-- begin --

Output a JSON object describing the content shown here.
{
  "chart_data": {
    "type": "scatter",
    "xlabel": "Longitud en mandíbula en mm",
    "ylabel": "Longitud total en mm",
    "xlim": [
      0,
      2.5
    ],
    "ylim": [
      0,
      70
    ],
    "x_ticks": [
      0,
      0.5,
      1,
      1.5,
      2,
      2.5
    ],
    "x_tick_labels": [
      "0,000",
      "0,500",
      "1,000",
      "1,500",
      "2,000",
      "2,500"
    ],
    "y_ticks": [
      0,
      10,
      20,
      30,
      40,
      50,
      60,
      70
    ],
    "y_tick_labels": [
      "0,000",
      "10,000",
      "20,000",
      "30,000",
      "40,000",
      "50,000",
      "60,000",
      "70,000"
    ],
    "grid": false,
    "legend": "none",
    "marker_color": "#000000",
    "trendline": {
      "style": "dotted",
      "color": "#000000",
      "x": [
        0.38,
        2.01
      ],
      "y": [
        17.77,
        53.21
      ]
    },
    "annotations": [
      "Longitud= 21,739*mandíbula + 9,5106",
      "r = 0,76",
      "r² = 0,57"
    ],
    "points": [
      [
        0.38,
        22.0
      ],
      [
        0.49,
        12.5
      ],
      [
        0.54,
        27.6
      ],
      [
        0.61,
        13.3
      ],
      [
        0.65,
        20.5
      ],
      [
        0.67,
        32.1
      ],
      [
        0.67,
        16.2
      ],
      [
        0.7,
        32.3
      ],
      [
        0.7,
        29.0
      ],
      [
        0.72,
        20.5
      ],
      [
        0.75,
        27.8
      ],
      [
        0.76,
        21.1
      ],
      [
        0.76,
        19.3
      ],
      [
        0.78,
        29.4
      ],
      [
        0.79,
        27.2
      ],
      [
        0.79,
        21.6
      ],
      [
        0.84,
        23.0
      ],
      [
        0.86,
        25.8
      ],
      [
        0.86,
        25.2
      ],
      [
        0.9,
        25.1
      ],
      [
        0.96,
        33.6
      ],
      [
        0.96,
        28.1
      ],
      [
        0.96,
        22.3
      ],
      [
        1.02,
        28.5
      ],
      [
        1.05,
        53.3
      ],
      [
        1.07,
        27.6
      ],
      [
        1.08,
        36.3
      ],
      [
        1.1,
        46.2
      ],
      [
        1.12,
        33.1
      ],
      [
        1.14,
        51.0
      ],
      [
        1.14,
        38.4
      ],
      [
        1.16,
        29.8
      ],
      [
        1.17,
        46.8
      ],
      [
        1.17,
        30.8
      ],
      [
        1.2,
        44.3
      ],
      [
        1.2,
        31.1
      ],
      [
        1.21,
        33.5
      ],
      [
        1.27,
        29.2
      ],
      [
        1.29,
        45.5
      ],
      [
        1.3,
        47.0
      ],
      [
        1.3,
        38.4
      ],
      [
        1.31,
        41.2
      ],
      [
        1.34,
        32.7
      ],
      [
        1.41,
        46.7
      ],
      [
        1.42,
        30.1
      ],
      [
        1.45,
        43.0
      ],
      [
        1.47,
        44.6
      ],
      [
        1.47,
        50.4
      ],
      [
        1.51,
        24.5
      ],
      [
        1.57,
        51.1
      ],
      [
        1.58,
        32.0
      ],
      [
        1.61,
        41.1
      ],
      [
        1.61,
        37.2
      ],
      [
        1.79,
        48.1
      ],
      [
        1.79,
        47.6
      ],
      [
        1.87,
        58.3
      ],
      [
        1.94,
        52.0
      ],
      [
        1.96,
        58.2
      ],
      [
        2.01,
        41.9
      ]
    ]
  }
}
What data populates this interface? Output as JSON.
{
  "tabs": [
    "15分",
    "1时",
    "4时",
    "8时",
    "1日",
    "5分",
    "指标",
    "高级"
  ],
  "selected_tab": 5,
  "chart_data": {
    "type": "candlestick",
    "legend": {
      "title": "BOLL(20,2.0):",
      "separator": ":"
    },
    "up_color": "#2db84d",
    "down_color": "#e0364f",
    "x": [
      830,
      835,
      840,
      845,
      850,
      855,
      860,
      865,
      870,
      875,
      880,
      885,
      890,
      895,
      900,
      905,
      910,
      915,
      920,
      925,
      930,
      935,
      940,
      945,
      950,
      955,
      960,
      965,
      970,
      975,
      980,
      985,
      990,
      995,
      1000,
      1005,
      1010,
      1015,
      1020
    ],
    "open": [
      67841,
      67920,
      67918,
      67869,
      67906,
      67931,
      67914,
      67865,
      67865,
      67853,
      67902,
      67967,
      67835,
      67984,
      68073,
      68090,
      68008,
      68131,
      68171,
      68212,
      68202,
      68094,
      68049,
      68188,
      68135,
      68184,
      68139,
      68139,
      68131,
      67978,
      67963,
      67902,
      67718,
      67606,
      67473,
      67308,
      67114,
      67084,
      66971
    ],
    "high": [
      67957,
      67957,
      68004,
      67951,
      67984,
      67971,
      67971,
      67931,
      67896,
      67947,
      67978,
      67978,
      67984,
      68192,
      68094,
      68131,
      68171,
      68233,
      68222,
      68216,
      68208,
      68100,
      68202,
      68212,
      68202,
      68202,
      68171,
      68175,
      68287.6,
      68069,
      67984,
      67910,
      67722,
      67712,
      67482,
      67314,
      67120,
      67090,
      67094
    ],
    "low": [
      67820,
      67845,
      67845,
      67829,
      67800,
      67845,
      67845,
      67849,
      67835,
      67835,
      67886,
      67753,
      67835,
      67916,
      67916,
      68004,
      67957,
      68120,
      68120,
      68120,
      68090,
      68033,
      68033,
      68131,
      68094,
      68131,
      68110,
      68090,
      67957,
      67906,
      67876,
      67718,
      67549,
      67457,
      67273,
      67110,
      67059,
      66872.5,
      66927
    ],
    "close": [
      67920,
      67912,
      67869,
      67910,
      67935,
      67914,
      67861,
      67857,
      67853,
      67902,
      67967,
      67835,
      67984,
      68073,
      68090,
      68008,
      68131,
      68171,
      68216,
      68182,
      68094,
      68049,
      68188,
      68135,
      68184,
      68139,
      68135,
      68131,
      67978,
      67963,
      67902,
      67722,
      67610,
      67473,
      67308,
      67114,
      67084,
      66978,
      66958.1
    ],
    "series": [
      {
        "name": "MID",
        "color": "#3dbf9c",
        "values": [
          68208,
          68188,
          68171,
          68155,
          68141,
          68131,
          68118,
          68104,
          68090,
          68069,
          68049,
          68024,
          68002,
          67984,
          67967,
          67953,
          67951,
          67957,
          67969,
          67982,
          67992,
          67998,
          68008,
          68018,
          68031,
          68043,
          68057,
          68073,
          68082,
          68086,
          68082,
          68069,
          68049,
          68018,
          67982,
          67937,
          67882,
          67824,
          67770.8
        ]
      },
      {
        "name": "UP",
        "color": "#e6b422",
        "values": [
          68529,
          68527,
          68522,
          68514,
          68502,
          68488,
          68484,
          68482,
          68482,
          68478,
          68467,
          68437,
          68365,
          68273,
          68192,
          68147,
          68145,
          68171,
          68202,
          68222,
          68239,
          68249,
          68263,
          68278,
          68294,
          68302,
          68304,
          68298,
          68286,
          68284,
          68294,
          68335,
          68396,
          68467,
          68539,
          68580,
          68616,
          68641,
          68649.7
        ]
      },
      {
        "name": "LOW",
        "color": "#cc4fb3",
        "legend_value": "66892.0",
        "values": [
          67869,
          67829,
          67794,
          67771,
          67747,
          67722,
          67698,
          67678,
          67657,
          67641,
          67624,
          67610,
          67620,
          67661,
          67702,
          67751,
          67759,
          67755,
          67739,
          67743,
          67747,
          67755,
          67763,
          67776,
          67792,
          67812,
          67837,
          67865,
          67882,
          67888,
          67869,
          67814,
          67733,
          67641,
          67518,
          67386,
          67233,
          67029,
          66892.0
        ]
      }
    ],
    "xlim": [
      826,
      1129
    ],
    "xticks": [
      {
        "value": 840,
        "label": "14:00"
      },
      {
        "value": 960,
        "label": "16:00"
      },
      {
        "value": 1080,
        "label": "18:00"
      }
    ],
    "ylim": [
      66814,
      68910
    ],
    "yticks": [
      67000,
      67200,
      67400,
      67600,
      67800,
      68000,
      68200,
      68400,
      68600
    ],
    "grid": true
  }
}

-- end --

TO BE DONE: Gather up, from the records above, each line where the word "mandíbula" appears.

ANSWER IN FULL:
    "xlabel": "Longitud en mandíbula en mm",
      "Longitud= 21,739*mandíbula + 9,5106",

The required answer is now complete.